MATERIAL SHOWN:
----

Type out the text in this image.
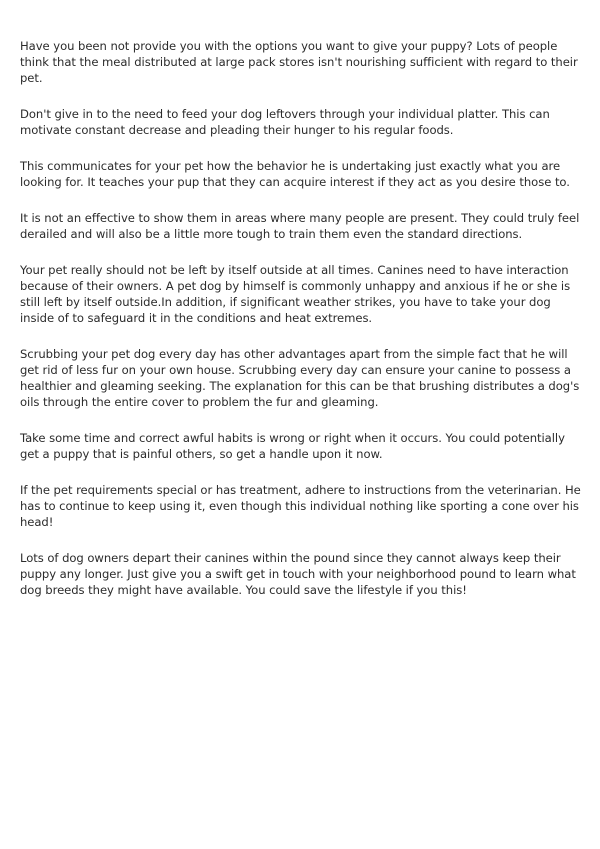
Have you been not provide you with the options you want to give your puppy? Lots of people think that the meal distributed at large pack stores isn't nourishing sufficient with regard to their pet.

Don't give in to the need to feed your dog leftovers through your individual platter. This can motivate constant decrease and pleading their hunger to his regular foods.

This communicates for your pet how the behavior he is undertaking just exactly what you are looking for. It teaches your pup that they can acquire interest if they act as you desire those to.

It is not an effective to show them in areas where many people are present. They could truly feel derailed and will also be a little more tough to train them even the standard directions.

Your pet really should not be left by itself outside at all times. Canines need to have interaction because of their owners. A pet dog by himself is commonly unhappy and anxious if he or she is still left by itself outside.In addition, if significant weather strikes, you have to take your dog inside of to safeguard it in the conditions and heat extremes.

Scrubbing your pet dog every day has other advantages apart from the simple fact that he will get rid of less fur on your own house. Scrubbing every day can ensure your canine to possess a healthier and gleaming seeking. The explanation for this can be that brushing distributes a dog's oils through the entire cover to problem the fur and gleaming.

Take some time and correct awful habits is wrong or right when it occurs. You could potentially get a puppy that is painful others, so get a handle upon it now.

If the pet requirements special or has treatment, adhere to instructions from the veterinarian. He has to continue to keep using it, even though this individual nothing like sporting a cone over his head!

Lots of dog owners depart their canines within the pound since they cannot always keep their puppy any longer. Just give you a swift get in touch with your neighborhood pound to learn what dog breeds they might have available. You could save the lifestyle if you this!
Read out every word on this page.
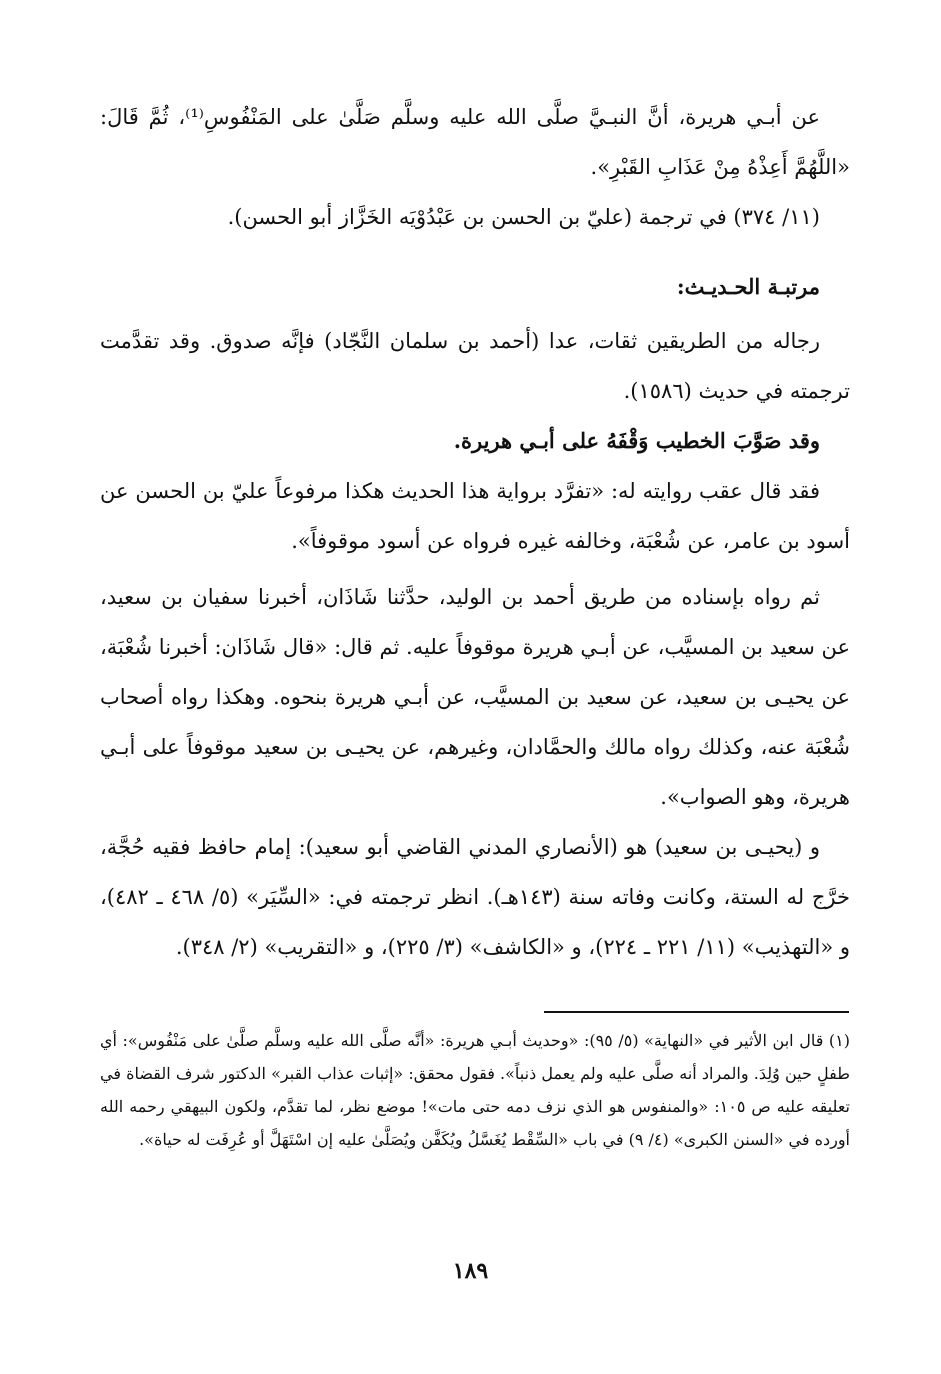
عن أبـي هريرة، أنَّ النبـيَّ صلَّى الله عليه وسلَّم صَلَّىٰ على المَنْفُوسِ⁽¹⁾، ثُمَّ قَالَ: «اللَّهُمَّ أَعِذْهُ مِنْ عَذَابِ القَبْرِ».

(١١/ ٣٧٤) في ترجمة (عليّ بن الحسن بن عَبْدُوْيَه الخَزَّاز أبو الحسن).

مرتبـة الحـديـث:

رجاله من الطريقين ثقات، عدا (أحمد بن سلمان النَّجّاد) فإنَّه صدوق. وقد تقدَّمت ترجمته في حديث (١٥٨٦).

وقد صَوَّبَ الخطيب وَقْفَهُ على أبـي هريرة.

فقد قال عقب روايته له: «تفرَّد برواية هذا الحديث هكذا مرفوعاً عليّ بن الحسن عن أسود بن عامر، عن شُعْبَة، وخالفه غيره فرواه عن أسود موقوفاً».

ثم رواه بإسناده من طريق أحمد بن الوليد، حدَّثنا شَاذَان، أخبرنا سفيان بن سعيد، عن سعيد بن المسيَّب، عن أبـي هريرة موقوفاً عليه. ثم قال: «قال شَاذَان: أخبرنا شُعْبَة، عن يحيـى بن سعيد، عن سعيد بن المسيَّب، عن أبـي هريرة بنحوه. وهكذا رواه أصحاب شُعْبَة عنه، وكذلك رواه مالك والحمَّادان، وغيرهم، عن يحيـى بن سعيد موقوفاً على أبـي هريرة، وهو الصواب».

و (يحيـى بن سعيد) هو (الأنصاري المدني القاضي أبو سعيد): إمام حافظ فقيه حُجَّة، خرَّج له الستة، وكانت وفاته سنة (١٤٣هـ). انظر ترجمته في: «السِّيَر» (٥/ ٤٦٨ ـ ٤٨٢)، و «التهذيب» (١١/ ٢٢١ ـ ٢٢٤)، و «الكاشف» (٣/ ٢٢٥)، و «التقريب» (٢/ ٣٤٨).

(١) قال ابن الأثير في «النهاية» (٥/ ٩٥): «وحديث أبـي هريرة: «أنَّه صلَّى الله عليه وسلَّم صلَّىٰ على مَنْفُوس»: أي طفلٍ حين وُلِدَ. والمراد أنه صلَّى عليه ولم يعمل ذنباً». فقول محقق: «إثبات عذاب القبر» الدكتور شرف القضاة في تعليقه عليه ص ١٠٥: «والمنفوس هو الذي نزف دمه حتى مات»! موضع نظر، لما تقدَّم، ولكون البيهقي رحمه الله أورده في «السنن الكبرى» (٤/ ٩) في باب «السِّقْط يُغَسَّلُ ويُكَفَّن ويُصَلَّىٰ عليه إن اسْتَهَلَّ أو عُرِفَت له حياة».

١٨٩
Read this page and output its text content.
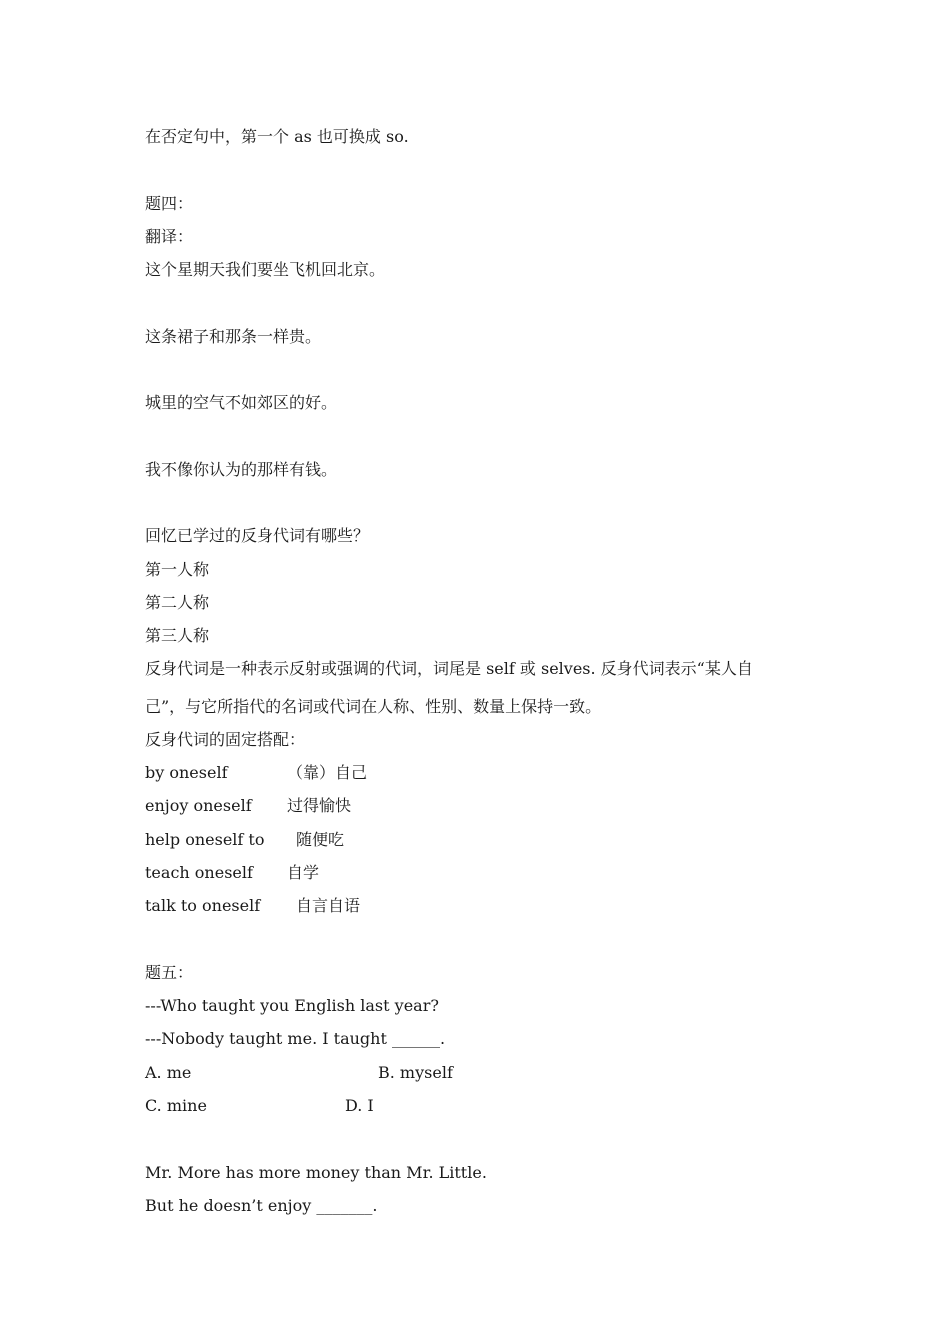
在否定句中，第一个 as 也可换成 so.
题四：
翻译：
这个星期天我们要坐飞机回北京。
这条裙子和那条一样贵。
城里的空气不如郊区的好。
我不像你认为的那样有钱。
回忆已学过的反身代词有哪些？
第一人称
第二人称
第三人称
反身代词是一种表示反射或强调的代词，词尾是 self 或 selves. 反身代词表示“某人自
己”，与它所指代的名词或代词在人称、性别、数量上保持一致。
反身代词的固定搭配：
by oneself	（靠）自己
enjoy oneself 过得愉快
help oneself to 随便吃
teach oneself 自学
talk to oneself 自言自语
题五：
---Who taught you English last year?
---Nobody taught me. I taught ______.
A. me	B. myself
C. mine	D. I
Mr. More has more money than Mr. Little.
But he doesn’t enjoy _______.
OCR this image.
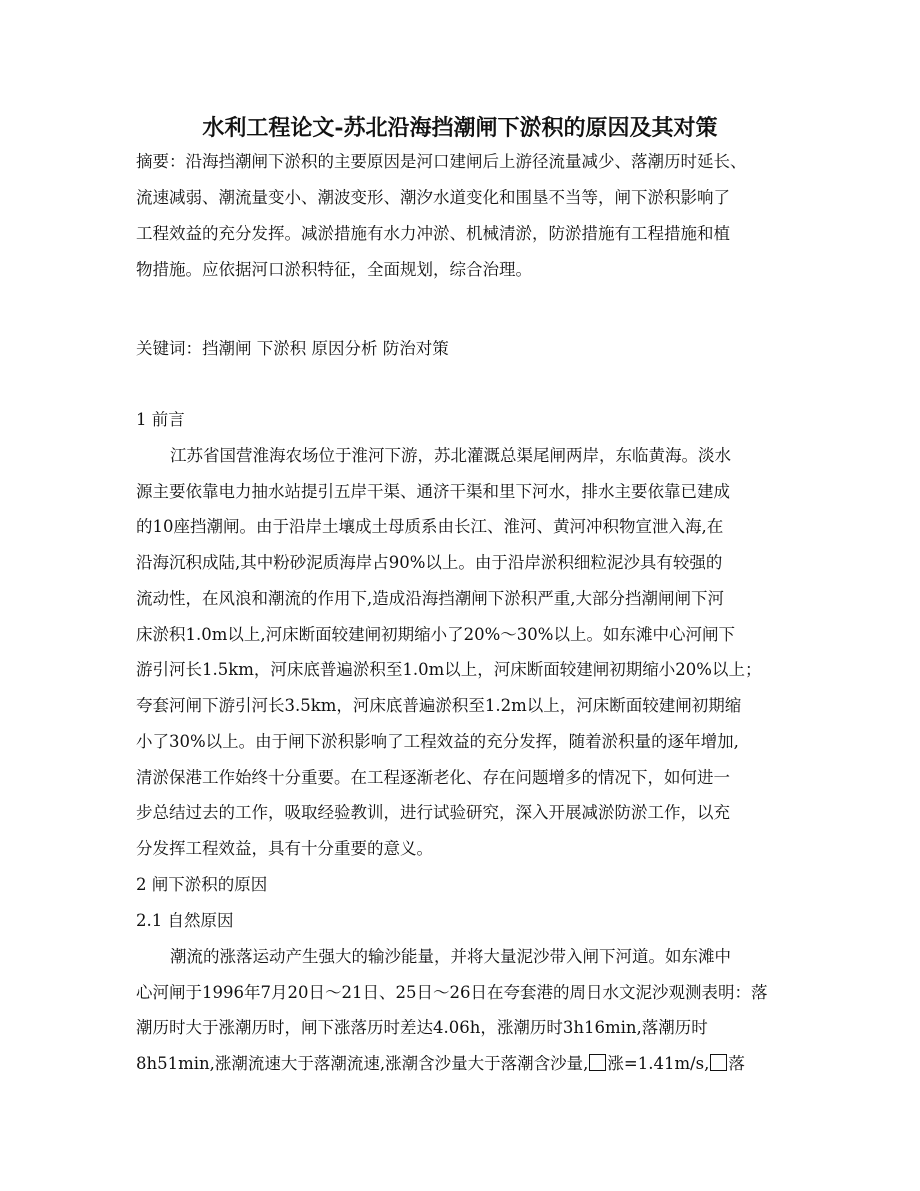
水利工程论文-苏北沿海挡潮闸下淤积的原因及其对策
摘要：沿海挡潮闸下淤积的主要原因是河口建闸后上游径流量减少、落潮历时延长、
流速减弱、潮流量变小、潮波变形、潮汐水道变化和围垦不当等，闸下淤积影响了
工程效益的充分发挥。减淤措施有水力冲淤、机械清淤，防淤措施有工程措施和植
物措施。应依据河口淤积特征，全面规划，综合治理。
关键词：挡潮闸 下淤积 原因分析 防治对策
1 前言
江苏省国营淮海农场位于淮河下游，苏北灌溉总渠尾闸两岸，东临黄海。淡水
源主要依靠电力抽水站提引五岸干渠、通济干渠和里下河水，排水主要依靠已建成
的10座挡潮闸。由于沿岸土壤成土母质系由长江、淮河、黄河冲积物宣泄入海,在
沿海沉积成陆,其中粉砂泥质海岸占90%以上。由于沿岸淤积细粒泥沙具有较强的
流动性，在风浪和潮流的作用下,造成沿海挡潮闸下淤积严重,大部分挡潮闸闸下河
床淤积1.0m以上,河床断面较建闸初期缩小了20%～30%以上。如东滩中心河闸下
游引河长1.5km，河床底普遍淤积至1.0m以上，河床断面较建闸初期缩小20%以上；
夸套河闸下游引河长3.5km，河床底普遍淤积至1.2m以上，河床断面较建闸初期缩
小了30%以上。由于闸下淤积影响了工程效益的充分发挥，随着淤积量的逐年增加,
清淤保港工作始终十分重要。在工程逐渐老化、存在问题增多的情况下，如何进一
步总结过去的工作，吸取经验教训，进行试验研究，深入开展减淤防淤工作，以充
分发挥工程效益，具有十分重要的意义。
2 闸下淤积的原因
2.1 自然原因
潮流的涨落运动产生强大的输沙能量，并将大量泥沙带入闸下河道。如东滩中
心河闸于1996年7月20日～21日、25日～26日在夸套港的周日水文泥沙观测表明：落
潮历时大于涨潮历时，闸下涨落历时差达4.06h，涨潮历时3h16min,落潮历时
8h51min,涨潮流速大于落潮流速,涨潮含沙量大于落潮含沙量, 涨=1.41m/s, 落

----

GOAL OF THE EXERCISE:
Drop the pictures, then reproduce exactly the lines from the one with "OCR this image." through the final line of the listing.

FULL RESPONSE:
OCR this image.
水利工程论文-苏北沿海挡潮闸下淤积的原因及其对策
摘要：沿海挡潮闸下淤积的主要原因是河口建闸后上游径流量减少、落潮历时延长、
流速减弱、潮流量变小、潮波变形、潮汐水道变化和围垦不当等，闸下淤积影响了
工程效益的充分发挥。减淤措施有水力冲淤、机械清淤，防淤措施有工程措施和植
物措施。应依据河口淤积特征，全面规划，综合治理。
关键词：挡潮闸 下淤积 原因分析 防治对策
1 前言
江苏省国营淮海农场位于淮河下游，苏北灌溉总渠尾闸两岸，东临黄海。淡水
源主要依靠电力抽水站提引五岸干渠、通济干渠和里下河水，排水主要依靠已建成
的10座挡潮闸。由于沿岸土壤成土母质系由长江、淮河、黄河冲积物宣泄入海,在
沿海沉积成陆,其中粉砂泥质海岸占90%以上。由于沿岸淤积细粒泥沙具有较强的
流动性，在风浪和潮流的作用下,造成沿海挡潮闸下淤积严重,大部分挡潮闸闸下河
床淤积1.0m以上,河床断面较建闸初期缩小了20%～30%以上。如东滩中心河闸下
游引河长1.5km，河床底普遍淤积至1.0m以上，河床断面较建闸初期缩小20%以上；
夸套河闸下游引河长3.5km，河床底普遍淤积至1.2m以上，河床断面较建闸初期缩
小了30%以上。由于闸下淤积影响了工程效益的充分发挥，随着淤积量的逐年增加,
清淤保港工作始终十分重要。在工程逐渐老化、存在问题增多的情况下，如何进一
步总结过去的工作，吸取经验教训，进行试验研究，深入开展减淤防淤工作，以充
分发挥工程效益，具有十分重要的意义。
2 闸下淤积的原因
2.1 自然原因
潮流的涨落运动产生强大的输沙能量，并将大量泥沙带入闸下河道。如东滩中
心河闸于1996年7月20日～21日、25日～26日在夸套港的周日水文泥沙观测表明：落
潮历时大于涨潮历时，闸下涨落历时差达4.06h，涨潮历时3h16min,落潮历时
8h51min,涨潮流速大于落潮流速,涨潮含沙量大于落潮含沙量, 涨=1.41m/s, 落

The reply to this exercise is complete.